** DOCUMENT SECTION **
The Fifteenth Oklahoma Legislature was a meeting of the legislative branch of the government of Oklahoma, composed of the Oklahoma Senate and the Oklahoma House of Representatives. The state legislature met from January 8 to April 30, 1935, during the term of Governor E.W. Marland. Marland influenced the selection of Leon C. Phillips for Speaker of the Oklahoma House of Representatives. Phillips had been an opponent of Governor William H. Murray's proposals. Phillips also opposed many of Marland's proposals.

Dates of session
Regular session: January 8-April 30, 1935
Previous: 14th Legislature • Next: 16th Legislature

Major events
Three state questions related to old age pensions were presented to voters in September 1935. Only State Question 214, which authorized pensions, social security, and a welfare commission, were approved by voters. The Oklahoma Supreme Court ruled State Question 214 was illegal in February 1936.
On July 7, 1936, State Question 225, which established a welfare program, and State Question 226, which created assistance for the aged, blind, crippled children, and dependent children, were approved by voters.

** PROBLEM 1 **
Transcribe the text on the Fifteenth Oklahoma Legislature in full, with no changes.
The text on the Fifteenth Oklahoma Legislature has no connection to the listing that follows it.

** SUPPLIED RECORDS **
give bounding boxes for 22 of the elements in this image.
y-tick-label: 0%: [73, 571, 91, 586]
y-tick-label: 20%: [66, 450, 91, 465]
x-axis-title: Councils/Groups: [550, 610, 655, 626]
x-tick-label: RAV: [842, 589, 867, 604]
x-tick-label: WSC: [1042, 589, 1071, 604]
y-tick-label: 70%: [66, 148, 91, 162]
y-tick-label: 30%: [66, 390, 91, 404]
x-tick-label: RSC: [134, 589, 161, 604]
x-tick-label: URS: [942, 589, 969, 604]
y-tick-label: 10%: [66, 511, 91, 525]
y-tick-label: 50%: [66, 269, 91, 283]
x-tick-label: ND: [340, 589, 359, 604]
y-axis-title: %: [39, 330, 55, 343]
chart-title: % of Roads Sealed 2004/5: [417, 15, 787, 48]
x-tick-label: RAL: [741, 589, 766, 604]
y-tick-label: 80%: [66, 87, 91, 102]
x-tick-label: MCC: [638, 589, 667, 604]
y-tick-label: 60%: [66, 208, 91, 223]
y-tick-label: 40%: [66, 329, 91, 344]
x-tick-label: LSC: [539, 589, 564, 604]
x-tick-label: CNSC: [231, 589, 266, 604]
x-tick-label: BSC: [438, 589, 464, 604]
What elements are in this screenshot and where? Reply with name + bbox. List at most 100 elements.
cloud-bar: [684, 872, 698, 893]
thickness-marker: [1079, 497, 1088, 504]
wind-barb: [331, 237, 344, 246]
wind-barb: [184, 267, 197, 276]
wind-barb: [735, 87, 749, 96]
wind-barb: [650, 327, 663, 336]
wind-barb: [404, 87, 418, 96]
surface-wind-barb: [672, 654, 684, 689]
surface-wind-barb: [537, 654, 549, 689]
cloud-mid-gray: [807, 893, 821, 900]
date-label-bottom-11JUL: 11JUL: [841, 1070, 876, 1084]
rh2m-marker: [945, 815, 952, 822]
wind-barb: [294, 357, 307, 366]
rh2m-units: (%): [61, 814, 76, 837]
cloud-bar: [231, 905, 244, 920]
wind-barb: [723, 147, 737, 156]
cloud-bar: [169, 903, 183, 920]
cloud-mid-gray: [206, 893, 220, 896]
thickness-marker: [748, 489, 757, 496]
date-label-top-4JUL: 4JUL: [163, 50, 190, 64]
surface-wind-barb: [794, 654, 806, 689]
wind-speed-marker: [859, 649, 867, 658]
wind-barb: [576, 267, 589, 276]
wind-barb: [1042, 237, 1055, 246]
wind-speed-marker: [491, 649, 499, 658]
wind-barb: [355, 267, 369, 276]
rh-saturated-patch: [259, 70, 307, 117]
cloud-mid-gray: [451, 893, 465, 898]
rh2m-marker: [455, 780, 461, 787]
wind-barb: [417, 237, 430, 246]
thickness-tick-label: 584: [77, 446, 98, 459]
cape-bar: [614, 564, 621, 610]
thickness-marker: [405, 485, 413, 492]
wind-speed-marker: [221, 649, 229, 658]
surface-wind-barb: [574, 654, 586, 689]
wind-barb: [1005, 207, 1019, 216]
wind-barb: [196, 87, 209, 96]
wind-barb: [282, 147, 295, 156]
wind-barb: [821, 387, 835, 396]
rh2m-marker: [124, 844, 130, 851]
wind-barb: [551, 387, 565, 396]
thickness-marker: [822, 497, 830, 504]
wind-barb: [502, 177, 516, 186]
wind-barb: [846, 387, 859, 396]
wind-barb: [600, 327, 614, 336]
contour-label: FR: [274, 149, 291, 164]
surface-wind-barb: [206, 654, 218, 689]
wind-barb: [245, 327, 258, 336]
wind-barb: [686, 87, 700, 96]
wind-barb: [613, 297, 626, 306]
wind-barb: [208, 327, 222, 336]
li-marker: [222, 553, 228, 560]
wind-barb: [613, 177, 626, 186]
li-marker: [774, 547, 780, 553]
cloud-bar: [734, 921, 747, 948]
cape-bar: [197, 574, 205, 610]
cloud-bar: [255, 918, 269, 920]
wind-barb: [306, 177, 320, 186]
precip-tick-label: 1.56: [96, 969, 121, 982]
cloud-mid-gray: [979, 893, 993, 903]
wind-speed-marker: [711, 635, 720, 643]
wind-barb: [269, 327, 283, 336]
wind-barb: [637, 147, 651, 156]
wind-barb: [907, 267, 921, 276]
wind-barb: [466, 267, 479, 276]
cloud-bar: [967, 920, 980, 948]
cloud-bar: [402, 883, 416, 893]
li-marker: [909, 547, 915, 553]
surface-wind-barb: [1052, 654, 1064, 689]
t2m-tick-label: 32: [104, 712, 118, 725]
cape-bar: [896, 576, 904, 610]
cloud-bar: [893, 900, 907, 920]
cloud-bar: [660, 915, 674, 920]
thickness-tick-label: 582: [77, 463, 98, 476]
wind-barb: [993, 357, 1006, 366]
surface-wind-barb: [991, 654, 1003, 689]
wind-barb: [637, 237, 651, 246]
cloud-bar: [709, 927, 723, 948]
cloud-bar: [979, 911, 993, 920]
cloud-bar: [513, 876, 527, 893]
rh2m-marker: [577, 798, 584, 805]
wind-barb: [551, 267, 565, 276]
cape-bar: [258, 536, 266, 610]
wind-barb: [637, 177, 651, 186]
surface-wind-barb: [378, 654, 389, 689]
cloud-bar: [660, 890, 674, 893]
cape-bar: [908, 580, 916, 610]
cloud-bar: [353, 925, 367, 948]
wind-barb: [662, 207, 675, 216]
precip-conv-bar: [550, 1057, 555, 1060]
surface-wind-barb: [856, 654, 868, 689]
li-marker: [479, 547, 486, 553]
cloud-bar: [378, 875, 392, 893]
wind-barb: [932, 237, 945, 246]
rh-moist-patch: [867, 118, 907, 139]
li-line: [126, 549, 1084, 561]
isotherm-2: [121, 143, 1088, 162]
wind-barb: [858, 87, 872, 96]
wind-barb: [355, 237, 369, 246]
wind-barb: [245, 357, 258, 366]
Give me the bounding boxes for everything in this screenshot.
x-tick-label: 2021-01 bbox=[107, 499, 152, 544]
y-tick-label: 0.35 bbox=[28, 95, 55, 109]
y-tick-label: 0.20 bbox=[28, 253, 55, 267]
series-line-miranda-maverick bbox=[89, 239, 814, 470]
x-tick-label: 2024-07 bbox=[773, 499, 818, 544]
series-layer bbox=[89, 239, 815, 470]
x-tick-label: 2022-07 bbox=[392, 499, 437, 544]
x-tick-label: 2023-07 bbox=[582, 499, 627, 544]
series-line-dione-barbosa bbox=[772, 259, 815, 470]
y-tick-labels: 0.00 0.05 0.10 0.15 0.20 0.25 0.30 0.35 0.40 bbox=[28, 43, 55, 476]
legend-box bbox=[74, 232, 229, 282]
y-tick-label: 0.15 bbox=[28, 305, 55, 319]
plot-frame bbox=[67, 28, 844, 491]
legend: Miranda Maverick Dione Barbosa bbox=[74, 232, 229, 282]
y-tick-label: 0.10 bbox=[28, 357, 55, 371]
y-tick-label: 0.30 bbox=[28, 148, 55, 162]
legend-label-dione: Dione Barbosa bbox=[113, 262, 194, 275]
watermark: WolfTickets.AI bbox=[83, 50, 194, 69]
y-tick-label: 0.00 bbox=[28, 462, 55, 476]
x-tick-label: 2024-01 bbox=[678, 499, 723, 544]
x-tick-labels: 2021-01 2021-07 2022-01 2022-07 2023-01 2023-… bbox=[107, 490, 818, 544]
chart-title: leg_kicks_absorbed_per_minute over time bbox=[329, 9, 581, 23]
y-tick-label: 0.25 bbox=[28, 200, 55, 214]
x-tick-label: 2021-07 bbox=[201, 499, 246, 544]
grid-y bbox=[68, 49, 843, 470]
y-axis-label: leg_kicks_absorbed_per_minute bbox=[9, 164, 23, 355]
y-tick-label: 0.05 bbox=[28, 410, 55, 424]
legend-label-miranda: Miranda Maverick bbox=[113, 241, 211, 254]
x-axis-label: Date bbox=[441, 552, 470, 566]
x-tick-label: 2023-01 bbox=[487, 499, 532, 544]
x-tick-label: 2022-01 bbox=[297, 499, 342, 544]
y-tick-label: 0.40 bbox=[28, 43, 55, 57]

** PROBLEM 2 **
Restate the listing word for word, starting at its first line and continuing up to and including the line with "x-tick-label: LSC: [539, 589, 564, 604]".

** COMPLETE RESPONSE 1 **
The Fifteenth Oklahoma Legislature was a meeting of the legislative branch of the government of Oklahoma, composed of the Oklahoma Senate and the Oklahoma House of Representatives. The state legislature met from January 8 to April 30, 1935, during the term of Governor E.W. Marland. Marland influenced the selection of Leon C. Phillips for Speaker of the Oklahoma House of Representatives. Phillips had been an opponent of Governor William H. Murray's proposals. Phillips also opposed many of Marland's proposals.

Dates of session
Regular session: January 8-April 30, 1935
Previous: 14th Legislature • Next: 16th Legislature

Major events
Three state questions related to old age pensions were presented to voters in September 1935. Only State Question 214, which authorized pensions, social security, and a welfare commission, were approved by voters. The Oklahoma Supreme Court ruled State Question 214 was illegal in February 1936.
On July 7, 1936, State Question 225, which established a welfare program, and State Question 226, which created assistance for the aged, blind, crippled children, and dependent children, were approved by voters.

** COMPLETE RESPONSE 2 **
give bounding boxes for 22 of the elements in this image.
y-tick-label: 0%: [73, 571, 91, 586]
y-tick-label: 20%: [66, 450, 91, 465]
x-axis-title: Councils/Groups: [550, 610, 655, 626]
x-tick-label: RAV: [842, 589, 867, 604]
x-tick-label: WSC: [1042, 589, 1071, 604]
y-tick-label: 70%: [66, 148, 91, 162]
y-tick-label: 30%: [66, 390, 91, 404]
x-tick-label: RSC: [134, 589, 161, 604]
x-tick-label: URS: [942, 589, 969, 604]
y-tick-label: 10%: [66, 511, 91, 525]
y-tick-label: 50%: [66, 269, 91, 283]
x-tick-label: ND: [340, 589, 359, 604]
y-axis-title: %: [39, 330, 55, 343]
chart-title: % of Roads Sealed 2004/5: [417, 15, 787, 48]
x-tick-label: RAL: [741, 589, 766, 604]
y-tick-label: 80%: [66, 87, 91, 102]
x-tick-label: MCC: [638, 589, 667, 604]
y-tick-label: 60%: [66, 208, 91, 223]
y-tick-label: 40%: [66, 329, 91, 344]
x-tick-label: LSC: [539, 589, 564, 604]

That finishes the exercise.